* _REQUIREMENTS_
Find every line in the records below that contains the word "value", and copy each such line.

* _Source data_
* Begin *

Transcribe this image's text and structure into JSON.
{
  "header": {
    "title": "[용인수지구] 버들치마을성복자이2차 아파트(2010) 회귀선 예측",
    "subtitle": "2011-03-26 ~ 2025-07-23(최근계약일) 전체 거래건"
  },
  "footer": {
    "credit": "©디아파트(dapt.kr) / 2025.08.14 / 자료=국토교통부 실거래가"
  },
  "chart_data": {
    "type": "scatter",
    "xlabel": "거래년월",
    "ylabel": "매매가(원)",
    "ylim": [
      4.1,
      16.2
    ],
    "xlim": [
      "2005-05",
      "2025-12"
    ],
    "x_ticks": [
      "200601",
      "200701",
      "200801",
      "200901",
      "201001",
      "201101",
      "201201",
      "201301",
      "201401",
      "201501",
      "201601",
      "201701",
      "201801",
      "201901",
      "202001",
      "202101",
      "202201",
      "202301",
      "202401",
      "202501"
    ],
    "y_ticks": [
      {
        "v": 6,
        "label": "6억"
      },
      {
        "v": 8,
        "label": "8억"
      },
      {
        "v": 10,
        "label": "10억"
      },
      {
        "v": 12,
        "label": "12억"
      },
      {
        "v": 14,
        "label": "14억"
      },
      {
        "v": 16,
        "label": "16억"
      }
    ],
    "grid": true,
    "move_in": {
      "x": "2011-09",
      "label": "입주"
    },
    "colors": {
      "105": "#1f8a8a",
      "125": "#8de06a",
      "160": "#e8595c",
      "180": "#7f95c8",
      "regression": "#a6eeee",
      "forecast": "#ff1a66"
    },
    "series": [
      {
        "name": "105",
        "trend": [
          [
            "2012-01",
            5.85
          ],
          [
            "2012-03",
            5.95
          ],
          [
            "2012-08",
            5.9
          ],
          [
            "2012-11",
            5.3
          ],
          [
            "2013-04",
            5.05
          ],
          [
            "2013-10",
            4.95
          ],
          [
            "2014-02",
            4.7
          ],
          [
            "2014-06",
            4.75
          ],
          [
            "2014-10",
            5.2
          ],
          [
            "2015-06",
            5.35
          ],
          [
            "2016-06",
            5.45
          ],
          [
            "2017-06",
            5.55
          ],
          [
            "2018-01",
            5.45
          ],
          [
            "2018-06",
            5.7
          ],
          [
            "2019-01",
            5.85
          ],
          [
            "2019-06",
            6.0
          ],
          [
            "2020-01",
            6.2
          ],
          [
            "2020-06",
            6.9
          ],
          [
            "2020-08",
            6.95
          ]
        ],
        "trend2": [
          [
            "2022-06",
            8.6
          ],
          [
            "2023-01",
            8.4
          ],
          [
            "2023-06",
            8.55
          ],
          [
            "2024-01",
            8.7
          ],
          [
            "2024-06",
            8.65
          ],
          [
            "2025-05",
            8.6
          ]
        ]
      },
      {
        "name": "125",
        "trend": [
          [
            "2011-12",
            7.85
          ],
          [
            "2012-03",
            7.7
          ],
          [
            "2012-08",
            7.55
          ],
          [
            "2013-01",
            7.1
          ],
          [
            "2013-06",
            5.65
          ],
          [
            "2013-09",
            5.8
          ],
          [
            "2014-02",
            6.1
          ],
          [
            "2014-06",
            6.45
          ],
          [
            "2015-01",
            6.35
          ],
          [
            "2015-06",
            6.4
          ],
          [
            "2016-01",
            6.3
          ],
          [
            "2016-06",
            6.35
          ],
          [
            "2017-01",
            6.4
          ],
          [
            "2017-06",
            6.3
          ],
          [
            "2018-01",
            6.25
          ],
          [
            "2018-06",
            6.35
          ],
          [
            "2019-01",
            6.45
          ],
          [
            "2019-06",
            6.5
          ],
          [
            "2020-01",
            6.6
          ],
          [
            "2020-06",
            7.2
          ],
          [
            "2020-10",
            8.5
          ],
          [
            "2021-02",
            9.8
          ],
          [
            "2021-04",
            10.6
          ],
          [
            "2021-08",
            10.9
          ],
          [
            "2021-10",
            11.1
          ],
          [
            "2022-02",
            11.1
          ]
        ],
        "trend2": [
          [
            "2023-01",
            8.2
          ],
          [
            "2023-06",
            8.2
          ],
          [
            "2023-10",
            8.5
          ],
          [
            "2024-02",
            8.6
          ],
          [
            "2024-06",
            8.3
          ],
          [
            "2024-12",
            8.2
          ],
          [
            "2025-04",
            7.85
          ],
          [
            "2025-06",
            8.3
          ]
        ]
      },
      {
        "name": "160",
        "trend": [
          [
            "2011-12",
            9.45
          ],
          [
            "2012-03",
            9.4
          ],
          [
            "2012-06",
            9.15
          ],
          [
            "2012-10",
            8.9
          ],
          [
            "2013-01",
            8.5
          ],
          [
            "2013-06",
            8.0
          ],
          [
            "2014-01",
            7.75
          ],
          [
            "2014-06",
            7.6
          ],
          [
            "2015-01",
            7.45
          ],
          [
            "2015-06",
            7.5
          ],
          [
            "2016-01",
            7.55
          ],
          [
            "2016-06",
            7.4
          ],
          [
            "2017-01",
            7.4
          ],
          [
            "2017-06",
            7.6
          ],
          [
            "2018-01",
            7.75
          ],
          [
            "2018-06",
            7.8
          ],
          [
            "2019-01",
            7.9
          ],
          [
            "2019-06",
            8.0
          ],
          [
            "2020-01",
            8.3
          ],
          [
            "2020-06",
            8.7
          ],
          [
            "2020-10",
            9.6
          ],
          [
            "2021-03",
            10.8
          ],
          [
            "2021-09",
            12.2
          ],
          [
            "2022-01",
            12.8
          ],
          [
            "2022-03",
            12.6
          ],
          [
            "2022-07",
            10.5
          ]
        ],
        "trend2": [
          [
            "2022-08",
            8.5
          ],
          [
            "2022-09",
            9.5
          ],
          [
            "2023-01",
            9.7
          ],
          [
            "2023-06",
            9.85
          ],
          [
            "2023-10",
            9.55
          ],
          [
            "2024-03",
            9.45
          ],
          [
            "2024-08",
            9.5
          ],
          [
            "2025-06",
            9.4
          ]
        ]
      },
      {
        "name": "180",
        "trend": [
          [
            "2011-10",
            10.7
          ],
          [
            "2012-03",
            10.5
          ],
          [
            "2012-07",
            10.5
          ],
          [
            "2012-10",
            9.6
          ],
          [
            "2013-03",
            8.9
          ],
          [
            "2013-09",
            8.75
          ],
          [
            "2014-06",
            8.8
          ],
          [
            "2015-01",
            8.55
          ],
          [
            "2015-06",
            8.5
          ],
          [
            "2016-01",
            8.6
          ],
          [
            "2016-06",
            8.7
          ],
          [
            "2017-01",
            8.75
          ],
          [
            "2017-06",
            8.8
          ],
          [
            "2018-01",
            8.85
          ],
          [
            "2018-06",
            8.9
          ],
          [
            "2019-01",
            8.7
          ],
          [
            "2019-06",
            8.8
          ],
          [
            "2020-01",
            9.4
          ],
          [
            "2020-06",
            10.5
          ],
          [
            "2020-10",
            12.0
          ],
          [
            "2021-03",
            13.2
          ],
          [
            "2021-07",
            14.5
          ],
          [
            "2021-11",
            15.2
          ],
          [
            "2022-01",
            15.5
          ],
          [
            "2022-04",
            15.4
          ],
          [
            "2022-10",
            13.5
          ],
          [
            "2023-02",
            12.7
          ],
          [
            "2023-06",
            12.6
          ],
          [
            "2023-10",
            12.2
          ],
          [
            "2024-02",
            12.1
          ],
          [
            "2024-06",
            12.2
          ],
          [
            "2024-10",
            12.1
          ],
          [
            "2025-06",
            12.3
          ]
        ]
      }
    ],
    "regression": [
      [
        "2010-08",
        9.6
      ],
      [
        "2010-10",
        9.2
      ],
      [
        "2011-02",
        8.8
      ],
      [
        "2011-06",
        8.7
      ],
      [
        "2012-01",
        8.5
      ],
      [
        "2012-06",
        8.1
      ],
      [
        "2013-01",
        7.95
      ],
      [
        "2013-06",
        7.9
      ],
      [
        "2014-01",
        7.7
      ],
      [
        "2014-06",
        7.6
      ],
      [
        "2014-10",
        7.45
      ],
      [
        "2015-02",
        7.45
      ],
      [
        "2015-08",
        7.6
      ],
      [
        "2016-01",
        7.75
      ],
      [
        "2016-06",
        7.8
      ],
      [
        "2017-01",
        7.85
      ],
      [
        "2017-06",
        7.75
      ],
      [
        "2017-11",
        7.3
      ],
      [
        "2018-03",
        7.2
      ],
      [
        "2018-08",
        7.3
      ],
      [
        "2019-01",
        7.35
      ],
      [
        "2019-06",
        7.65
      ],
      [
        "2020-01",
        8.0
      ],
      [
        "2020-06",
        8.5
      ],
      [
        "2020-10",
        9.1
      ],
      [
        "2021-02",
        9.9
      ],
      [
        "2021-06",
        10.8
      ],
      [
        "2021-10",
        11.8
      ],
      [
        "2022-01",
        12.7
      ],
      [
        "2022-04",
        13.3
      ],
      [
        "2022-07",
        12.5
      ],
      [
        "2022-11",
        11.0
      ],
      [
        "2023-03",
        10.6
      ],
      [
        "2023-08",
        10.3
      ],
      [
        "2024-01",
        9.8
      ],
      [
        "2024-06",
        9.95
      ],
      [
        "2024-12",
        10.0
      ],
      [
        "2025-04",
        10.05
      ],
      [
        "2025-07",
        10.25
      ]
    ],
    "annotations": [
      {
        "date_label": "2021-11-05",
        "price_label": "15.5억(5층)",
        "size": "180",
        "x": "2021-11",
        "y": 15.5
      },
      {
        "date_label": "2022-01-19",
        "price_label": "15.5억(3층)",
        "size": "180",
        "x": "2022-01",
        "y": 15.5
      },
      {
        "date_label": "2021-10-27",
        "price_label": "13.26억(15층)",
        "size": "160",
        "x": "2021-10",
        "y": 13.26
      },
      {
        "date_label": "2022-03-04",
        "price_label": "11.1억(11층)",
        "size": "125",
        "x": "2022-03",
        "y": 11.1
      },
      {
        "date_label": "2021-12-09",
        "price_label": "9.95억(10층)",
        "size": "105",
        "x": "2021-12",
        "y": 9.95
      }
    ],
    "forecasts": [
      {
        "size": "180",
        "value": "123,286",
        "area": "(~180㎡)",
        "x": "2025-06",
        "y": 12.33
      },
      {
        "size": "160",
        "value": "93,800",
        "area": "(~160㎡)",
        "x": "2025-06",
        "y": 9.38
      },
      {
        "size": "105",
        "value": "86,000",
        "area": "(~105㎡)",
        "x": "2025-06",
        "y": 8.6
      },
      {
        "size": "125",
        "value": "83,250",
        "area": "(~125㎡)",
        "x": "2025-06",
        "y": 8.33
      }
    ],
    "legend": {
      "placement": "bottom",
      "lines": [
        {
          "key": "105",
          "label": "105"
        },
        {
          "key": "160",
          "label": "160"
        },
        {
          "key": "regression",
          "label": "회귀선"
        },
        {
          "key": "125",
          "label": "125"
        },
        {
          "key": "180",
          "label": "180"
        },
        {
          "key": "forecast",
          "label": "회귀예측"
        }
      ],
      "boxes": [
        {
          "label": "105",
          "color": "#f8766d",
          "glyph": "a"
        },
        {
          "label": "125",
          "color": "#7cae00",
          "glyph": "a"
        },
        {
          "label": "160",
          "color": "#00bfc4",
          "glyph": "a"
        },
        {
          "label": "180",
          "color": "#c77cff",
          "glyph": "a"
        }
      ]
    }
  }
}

* End *

* _RESULT OF THE EXERCISE_
        "value": "123,286",
        "value": "93,800",
        "value": "86,000",
        "value": "83,250",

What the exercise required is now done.